Directive | Transcribe the entries that follow exactly as they appear, minus pictures.

— Start Input material —

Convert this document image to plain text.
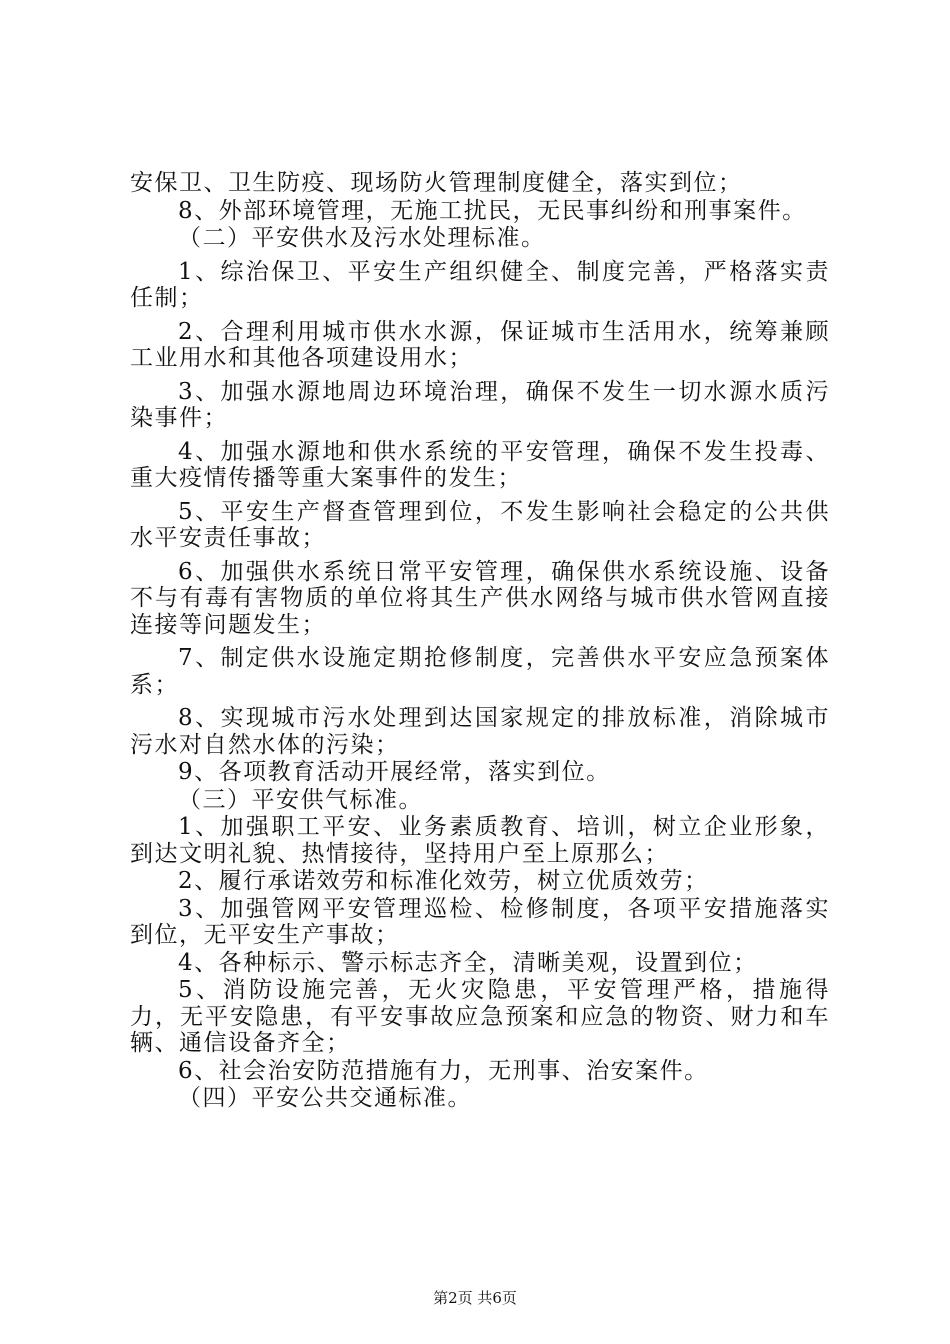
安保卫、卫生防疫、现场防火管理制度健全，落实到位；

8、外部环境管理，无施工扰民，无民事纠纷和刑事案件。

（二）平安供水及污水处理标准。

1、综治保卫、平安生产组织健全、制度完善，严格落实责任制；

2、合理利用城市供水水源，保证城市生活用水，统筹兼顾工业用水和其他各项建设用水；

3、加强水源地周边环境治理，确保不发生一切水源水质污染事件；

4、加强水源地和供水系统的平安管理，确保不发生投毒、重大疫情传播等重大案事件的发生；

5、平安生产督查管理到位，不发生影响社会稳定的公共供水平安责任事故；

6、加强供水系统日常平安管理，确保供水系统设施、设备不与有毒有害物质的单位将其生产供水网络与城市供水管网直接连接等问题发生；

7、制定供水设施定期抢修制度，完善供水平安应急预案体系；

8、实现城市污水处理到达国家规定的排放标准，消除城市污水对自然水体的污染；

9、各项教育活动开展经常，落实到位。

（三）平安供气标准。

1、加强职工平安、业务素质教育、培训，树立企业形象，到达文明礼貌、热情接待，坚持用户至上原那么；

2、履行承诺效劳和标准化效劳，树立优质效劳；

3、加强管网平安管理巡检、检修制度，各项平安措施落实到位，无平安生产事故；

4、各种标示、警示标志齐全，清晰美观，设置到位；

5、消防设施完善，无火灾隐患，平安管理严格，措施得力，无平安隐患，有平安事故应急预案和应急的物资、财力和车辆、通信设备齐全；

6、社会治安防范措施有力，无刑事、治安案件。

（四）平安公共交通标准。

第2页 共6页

— End Input material —

Expected answer |
Convert this document image to plain text.
安保卫、卫生防疫、现场防火管理制度健全，落实到位；

8、外部环境管理，无施工扰民，无民事纠纷和刑事案件。

（二）平安供水及污水处理标准。

1、综治保卫、平安生产组织健全、制度完善，严格落实责任制；

2、合理利用城市供水水源，保证城市生活用水，统筹兼顾工业用水和其他各项建设用水；

3、加强水源地周边环境治理，确保不发生一切水源水质污染事件；

4、加强水源地和供水系统的平安管理，确保不发生投毒、重大疫情传播等重大案事件的发生；

5、平安生产督查管理到位，不发生影响社会稳定的公共供水平安责任事故；

6、加强供水系统日常平安管理，确保供水系统设施、设备不与有毒有害物质的单位将其生产供水网络与城市供水管网直接连接等问题发生；

7、制定供水设施定期抢修制度，完善供水平安应急预案体系；

8、实现城市污水处理到达国家规定的排放标准，消除城市污水对自然水体的污染；

9、各项教育活动开展经常，落实到位。

（三）平安供气标准。

1、加强职工平安、业务素质教育、培训，树立企业形象，到达文明礼貌、热情接待，坚持用户至上原那么；

2、履行承诺效劳和标准化效劳，树立优质效劳；

3、加强管网平安管理巡检、检修制度，各项平安措施落实到位，无平安生产事故；

4、各种标示、警示标志齐全，清晰美观，设置到位；

5、消防设施完善，无火灾隐患，平安管理严格，措施得力，无平安隐患，有平安事故应急预案和应急的物资、财力和车辆、通信设备齐全；

6、社会治安防范措施有力，无刑事、治安案件。

（四）平安公共交通标准。

第2页 共6页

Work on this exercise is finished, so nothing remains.